╔══

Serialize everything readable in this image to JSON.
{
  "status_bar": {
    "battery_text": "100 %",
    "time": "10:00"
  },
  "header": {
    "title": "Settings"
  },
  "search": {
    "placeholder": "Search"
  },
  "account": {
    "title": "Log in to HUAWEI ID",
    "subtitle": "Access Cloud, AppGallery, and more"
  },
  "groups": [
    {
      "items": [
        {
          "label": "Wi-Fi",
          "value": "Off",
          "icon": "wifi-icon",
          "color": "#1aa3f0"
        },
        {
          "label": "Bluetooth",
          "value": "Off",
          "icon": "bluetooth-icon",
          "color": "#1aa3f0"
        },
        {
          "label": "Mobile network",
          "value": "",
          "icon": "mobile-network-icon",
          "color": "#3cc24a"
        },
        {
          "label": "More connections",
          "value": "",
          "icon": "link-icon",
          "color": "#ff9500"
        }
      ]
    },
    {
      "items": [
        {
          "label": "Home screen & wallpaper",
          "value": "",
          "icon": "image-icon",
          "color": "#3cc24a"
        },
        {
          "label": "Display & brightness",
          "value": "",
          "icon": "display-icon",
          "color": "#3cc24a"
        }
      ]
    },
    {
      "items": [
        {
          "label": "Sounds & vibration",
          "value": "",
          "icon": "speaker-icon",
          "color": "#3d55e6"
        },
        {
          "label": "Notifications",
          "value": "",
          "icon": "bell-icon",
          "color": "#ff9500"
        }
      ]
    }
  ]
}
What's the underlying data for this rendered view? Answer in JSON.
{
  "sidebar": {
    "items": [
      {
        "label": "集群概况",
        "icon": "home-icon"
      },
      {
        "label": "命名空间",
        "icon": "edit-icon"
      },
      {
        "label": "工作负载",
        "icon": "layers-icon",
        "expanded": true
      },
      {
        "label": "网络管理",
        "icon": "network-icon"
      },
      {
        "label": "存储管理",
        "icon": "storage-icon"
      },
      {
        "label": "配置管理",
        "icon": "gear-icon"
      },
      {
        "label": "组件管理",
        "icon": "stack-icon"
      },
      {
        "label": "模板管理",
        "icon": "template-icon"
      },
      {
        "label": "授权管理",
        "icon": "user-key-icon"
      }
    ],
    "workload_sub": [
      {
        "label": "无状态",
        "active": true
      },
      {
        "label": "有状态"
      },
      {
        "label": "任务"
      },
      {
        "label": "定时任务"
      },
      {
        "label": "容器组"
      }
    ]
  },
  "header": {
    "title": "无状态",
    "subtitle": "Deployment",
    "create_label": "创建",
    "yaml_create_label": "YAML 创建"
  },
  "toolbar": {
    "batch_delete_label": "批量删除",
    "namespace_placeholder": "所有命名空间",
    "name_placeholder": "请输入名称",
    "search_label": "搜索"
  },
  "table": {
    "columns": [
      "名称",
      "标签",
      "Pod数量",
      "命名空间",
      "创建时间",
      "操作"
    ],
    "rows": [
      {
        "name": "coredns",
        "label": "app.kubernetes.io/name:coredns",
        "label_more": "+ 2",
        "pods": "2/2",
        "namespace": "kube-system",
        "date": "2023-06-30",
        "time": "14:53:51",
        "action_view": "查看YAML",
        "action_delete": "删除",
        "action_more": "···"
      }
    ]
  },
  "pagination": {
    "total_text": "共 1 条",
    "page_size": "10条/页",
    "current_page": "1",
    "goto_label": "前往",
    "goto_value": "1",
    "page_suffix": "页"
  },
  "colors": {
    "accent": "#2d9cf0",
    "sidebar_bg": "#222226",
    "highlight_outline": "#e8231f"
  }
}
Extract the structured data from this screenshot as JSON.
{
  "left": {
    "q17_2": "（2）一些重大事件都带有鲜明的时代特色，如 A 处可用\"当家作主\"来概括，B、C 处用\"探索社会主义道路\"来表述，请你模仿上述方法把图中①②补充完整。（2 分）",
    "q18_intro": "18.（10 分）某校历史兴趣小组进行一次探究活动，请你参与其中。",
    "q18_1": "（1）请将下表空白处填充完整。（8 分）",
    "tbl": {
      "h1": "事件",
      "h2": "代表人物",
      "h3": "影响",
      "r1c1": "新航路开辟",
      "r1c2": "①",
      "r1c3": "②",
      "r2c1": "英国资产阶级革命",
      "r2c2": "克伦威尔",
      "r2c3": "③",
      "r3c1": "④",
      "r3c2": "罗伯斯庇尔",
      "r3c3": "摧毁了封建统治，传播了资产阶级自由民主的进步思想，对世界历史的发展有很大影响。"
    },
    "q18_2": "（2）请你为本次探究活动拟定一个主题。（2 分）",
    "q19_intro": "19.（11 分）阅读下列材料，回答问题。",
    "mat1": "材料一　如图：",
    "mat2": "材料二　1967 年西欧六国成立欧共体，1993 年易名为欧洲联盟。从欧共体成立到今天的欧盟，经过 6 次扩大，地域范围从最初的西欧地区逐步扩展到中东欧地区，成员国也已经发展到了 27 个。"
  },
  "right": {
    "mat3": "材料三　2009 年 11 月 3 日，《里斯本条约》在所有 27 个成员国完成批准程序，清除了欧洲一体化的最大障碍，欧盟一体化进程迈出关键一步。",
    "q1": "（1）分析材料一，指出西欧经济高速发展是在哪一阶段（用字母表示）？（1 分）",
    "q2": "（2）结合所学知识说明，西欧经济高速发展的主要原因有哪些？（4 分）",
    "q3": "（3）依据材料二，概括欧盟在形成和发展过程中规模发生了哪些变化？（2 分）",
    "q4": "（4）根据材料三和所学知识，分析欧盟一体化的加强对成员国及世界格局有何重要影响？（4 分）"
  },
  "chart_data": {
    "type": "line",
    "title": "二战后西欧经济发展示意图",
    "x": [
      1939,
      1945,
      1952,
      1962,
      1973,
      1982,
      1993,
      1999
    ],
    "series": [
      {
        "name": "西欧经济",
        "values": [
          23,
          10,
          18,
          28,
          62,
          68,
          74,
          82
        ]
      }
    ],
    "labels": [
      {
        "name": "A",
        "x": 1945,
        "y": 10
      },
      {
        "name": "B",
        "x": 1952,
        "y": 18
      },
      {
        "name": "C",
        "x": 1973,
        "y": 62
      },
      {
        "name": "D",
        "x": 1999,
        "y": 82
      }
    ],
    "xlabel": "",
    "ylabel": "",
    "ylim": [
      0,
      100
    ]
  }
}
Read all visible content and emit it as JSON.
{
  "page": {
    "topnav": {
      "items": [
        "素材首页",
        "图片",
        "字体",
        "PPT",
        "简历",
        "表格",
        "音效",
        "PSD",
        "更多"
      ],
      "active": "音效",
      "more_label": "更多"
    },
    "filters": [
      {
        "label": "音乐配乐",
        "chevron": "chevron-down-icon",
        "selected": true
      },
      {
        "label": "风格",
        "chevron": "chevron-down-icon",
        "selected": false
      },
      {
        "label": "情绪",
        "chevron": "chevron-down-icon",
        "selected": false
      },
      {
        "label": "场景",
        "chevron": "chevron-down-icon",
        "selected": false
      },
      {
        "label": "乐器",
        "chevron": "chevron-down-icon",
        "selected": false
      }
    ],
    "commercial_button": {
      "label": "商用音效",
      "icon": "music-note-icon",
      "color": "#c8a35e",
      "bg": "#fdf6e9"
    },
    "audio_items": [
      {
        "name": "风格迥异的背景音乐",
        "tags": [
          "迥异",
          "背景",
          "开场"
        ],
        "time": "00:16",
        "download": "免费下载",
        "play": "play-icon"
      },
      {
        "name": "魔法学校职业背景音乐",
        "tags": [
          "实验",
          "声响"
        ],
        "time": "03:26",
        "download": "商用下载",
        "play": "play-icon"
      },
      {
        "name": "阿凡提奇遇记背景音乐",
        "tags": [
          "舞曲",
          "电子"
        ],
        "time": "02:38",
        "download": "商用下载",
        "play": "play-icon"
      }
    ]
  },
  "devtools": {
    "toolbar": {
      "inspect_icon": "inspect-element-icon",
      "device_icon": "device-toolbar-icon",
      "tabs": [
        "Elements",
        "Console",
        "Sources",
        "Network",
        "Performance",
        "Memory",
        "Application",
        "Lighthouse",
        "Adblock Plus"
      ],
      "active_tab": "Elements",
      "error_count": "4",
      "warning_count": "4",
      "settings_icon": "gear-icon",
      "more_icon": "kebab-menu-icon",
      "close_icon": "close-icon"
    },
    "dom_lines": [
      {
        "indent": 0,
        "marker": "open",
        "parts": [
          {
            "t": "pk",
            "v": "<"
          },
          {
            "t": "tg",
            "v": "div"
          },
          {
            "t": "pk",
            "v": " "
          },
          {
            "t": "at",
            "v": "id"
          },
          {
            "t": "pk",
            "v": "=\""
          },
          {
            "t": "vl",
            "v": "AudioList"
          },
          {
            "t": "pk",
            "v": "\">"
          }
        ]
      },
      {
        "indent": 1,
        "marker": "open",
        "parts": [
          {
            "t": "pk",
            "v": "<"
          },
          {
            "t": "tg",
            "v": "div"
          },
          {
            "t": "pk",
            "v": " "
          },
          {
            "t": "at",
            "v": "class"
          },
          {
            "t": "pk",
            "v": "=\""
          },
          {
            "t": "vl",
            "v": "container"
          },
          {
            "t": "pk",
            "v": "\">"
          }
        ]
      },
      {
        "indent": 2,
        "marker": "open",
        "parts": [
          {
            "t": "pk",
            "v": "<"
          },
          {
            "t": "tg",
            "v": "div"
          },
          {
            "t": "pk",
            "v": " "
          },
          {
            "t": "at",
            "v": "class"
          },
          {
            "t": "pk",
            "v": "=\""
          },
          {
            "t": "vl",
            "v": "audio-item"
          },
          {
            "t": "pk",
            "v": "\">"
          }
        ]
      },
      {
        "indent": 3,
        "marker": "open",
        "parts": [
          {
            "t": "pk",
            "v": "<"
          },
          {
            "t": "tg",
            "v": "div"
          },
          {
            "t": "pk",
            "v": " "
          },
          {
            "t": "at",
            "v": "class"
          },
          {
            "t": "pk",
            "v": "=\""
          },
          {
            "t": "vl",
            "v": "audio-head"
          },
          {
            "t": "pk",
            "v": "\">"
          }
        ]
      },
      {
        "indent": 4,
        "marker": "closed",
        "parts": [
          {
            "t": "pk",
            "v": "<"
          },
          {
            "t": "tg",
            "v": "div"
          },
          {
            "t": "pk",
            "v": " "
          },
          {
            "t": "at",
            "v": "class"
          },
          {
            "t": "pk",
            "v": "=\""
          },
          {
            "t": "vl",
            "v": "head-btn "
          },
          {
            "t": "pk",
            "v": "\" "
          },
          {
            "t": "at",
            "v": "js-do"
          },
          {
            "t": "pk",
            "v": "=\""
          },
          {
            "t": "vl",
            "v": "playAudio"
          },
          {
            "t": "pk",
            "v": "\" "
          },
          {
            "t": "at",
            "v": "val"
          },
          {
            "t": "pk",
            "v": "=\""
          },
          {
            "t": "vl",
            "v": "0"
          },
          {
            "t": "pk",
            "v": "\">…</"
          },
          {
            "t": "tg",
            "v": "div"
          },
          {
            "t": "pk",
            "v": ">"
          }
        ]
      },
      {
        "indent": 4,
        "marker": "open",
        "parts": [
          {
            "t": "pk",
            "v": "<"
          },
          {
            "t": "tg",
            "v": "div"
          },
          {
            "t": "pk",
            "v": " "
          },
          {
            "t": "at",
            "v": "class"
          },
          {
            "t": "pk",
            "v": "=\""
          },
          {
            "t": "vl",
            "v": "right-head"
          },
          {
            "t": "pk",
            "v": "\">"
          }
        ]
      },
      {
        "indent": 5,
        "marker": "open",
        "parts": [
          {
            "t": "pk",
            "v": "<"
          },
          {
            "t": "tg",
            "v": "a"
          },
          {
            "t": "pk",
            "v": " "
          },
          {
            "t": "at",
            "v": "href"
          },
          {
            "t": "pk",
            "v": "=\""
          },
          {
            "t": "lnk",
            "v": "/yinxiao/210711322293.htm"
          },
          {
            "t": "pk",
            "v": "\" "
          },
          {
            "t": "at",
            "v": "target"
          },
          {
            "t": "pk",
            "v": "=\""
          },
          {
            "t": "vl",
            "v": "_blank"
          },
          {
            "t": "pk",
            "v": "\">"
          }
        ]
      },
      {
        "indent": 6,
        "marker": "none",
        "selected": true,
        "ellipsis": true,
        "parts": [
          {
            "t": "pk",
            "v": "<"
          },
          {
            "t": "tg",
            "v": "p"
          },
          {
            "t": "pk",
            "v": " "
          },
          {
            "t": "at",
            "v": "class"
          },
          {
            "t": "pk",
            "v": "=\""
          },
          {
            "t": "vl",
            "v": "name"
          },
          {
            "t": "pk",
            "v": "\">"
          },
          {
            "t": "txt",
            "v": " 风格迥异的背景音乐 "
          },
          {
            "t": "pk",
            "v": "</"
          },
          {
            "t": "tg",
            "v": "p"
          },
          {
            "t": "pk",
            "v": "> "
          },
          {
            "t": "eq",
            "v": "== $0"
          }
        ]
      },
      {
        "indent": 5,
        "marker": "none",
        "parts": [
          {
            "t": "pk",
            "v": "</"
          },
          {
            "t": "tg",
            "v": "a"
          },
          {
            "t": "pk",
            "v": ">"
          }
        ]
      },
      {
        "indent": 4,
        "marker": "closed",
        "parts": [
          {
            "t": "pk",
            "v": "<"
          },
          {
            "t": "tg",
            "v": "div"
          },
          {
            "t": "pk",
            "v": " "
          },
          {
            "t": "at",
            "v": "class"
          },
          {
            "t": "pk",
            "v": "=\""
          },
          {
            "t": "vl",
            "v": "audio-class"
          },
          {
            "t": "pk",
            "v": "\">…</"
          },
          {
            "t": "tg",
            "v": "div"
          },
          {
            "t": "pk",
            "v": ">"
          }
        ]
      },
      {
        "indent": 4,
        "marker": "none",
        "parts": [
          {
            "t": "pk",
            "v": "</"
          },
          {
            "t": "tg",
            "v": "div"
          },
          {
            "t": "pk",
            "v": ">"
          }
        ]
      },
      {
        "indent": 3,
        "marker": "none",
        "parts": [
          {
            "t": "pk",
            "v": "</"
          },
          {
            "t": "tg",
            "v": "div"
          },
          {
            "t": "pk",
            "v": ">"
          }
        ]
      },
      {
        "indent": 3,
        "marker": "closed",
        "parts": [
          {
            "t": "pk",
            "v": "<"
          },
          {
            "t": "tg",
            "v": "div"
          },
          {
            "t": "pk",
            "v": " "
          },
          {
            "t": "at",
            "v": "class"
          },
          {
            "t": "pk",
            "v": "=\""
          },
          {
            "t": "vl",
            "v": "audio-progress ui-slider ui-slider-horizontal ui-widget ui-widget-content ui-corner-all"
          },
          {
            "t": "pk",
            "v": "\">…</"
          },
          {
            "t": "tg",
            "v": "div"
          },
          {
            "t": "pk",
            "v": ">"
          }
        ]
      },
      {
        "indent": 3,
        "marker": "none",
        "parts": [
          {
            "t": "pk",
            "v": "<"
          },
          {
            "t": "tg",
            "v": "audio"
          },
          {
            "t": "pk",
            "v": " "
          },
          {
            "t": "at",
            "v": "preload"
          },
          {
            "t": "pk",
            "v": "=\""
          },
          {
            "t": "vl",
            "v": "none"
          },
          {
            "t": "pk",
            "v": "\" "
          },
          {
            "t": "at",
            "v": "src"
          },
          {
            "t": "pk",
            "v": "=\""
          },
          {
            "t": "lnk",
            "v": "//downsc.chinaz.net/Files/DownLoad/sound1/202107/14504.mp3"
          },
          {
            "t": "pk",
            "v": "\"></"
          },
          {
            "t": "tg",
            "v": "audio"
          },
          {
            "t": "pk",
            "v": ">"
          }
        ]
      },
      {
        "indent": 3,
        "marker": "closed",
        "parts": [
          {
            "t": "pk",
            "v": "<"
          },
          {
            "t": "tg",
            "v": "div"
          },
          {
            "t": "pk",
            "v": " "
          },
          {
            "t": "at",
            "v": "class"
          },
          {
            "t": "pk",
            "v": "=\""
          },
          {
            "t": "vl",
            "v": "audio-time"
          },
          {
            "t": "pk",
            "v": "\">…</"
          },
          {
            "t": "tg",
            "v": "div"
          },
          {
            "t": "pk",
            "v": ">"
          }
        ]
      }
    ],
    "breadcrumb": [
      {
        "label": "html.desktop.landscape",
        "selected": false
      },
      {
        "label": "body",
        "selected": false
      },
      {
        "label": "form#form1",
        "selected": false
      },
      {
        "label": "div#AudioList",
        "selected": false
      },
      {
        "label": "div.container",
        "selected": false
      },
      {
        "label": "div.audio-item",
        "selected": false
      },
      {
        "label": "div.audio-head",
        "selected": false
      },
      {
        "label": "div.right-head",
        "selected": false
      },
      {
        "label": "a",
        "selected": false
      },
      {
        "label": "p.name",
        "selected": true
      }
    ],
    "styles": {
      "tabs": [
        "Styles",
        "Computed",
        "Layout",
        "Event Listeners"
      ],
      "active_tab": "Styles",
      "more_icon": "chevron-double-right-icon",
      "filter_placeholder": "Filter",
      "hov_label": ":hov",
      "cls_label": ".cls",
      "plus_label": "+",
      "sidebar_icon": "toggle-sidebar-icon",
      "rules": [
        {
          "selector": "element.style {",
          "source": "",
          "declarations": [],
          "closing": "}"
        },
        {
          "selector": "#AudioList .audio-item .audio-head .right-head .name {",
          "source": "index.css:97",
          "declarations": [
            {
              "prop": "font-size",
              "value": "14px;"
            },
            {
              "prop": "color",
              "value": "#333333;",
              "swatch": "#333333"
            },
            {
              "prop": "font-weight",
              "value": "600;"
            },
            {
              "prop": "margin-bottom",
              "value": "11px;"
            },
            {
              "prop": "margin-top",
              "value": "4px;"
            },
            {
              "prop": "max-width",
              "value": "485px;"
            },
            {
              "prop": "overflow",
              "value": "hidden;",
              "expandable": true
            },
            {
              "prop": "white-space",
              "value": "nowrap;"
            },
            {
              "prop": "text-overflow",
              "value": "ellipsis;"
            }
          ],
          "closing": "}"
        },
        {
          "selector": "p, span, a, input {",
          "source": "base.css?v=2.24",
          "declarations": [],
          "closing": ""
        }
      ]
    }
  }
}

╚══

§ **Exercise brief**:
Where does the word "this" appear? Return each line that holds it.

§ **Right answer**:
Serialize everything readable in this image to JSON.
What's the underlying data for this rendered view? Answer in JSON.
Extract the structured data from this screenshot as JSON.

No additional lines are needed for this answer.